A pesar de la drástica cuarentena que rige desde el 19 de marzo, entre abril y septiembre se registraron en el país 1.681 piquetes. Un promedio diario de más de nueve bloqueos en la vía pública que, si bien es inferior al registrado en los últimos años, expresa un absurdo en el contexto de un semestre en el que la mayoría de los ciudadanos no pudo movilizarse para ejercer derechos fundamentales, como el trabajo o el acceso a la educación. El celo sin precedentes de las autoridades para restringir todo tipo de libertades y actividades lícitas contrastó con su permisividad hacia manifestaciones que, en general, constituyen actos ilegales.

No hay dudas de que el piqueterismo representa una problemática preexistente al gobierno del Frente de Todos. Con un origen que se remonta a mediados de los años 90, en las últimas dos décadas se convirtió en parte integral del paisaje cotidiano en Argentina. A tal punto que, entre 2009 y 2019, se contabilizó la descomunal cifra de 56.000 piquetes. Sin embargo, no puede desconocerse que fue durante los 12 años en los que gobernó el kirchnerismo cuando el accionar piquetero encontró un nivel de legitimación sin precedentes de parte de las autoridades estatales. Prueba de ello ha sido la reconocida pertenencia a esa fuerza política de varias agrupaciones de trabajadores estatales y de movimientos sociales, justamente los dos tipos de actores con mayor nivel de participación en cortes de calles y rutas.

El actual gobierno de Alberto Fernández y Cristina Kirchner fue un paso más allá en esa validación implícita, y la formalizó institucionalmente. Así fue que en el inicio de su mandato designó en cargos relevantes dentro del Estado nacional (mayormente en el Ministerio de Desarrollo Social) a los principales referentes de grupos piqueteros, como la CTEP, el Movimiento Evita y Barrios de Pie. En primera instancia, esta convergencia puede explicarse en función de una lógica elemental de construcción política, considerando que esas organizaciones fueron parte de la coalición electoral del Frente de Todos.

********************

◆ ENUNCIADO 1: Resume en dos oraciones el fragmento sobre los piquetes.
◆ ENUNCIADO 2: Según el fragmento sobre los piquetes, ¿cuántos piquetes se contabilizaron en Argentina entre 2009 y 2019?
Responde basándote únicamente en el fragmento.

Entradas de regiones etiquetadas

********************

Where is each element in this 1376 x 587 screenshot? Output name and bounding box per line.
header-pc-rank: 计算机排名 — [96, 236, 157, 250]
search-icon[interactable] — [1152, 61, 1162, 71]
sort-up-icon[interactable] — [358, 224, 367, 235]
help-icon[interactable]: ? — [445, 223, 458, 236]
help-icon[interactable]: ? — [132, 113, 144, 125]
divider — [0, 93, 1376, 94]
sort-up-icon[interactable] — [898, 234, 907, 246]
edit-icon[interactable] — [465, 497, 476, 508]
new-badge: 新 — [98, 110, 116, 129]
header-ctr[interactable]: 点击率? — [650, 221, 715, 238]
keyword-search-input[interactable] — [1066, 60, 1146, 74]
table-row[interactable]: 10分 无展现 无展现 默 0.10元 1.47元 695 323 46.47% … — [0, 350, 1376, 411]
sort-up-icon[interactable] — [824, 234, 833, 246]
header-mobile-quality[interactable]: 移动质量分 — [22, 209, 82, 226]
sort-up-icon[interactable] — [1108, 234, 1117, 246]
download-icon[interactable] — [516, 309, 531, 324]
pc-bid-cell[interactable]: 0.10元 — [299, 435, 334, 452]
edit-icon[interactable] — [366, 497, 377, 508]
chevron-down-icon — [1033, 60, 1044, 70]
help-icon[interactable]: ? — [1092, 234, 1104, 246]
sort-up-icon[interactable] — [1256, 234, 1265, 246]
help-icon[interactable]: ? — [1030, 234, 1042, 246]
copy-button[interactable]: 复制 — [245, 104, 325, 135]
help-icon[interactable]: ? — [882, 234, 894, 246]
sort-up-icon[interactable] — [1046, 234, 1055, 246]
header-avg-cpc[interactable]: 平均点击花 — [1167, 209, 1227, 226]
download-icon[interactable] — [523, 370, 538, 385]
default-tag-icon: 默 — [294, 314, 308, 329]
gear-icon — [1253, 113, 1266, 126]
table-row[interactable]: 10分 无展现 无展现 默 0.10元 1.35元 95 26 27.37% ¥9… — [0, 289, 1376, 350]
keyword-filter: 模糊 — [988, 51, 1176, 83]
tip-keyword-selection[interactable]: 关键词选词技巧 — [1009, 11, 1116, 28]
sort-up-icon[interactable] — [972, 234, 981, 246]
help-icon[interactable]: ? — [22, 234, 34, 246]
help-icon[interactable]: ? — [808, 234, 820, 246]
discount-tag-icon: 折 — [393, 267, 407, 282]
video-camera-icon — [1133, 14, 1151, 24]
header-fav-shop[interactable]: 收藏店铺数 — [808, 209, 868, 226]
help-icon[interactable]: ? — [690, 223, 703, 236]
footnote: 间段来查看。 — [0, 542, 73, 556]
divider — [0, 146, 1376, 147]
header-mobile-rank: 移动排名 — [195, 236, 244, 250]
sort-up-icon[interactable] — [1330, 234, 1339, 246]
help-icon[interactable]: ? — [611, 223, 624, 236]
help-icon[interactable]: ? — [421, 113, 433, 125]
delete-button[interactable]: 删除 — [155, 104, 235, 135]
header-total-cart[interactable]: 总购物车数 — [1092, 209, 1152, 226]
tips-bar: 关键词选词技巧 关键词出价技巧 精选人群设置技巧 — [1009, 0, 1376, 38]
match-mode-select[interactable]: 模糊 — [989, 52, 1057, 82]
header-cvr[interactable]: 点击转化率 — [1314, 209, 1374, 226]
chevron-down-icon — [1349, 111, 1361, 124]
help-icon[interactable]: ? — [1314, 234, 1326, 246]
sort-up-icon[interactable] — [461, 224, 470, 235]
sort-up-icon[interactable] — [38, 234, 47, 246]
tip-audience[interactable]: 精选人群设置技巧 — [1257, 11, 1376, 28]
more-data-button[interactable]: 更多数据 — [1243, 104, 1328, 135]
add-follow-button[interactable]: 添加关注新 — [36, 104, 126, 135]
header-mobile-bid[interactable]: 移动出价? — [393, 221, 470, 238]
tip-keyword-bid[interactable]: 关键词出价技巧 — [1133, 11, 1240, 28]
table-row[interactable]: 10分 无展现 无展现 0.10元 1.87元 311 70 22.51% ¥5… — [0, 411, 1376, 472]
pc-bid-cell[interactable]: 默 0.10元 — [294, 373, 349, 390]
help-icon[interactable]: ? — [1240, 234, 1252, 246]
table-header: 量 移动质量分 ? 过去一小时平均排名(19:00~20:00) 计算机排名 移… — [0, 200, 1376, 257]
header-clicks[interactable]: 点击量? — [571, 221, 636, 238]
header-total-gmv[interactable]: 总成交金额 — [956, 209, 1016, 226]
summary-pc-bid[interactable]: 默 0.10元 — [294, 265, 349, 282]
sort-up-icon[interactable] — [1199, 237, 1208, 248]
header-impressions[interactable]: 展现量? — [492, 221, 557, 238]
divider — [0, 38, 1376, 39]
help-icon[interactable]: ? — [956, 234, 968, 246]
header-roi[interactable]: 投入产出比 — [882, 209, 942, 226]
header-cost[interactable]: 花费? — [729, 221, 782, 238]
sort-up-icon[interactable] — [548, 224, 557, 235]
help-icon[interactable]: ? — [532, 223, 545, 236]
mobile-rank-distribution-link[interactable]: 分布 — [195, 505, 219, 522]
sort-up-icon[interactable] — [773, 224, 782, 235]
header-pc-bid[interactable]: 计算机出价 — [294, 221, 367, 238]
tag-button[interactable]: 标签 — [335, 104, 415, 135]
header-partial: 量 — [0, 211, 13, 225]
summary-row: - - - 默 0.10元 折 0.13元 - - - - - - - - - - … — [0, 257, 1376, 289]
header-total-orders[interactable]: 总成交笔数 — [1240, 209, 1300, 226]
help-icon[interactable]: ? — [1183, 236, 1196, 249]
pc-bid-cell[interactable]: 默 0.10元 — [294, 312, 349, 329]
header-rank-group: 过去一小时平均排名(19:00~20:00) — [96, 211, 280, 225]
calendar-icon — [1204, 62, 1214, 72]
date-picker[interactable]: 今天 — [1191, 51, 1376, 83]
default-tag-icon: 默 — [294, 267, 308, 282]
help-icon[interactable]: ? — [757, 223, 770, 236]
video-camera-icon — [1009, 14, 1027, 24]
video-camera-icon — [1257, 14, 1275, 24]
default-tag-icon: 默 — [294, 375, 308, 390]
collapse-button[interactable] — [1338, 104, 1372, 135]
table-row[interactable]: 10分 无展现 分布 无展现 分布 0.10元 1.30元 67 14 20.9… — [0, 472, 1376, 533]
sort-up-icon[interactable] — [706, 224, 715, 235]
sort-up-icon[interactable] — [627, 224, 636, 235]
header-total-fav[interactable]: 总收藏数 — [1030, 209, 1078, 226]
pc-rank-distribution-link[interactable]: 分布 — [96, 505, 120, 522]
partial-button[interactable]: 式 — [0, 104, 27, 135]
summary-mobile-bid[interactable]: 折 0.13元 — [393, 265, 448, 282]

********************

◆ RESOLUCIÓN 1: Pese a la cuarentena vigente desde el 19 de marzo, entre abril y septiembre se registraron en el país 1.681 piquetes, y las autoridades que restringieron libertades y actividades lícitas se mostraron permisivas con esas manifestaciones, en general ilegales. El piqueterismo, surgido a mediados de los años 90, alcanzó una legitimación sin precedentes durante los 12 años de gobierno kirchnerista, y el gobierno de Alberto Fernández y Cristina Kirchner la formalizó al designar en cargos relevantes del Estado a referentes de grupos como la CTEP, el Movimiento Evita y Barrios de Pie.

◆ RESOLUCIÓN 2: 56.000 piquetes.